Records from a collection

= = = = = = =

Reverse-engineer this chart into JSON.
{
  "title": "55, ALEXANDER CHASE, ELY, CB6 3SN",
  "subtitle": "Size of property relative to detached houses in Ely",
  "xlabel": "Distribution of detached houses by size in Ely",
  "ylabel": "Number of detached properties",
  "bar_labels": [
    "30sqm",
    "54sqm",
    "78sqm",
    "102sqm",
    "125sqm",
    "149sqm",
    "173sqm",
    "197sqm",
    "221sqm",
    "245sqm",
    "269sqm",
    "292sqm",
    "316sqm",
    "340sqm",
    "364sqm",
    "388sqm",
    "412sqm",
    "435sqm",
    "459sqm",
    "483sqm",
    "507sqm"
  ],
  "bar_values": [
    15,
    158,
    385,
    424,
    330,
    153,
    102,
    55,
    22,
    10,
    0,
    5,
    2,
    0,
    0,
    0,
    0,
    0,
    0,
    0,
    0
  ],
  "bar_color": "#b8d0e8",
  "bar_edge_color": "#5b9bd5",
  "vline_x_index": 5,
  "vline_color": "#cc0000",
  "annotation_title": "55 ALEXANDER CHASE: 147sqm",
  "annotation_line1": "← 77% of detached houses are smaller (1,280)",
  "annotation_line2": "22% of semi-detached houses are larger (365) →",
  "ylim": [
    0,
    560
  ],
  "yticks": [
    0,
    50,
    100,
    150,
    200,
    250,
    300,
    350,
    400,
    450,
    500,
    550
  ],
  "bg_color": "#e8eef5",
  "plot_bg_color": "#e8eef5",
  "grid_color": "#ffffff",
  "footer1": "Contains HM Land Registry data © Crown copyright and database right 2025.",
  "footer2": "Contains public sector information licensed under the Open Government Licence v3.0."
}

= = = = = = =

▶ **Given exercise**
Check each line of the records above for the string "ALEXANDER", and report every line that has it.

▶ **Response to the exercise**
  "title": "55, ALEXANDER CHASE, ELY, CB6 3SN",
  "annotation_title": "55 ALEXANDER CHASE: 147sqm",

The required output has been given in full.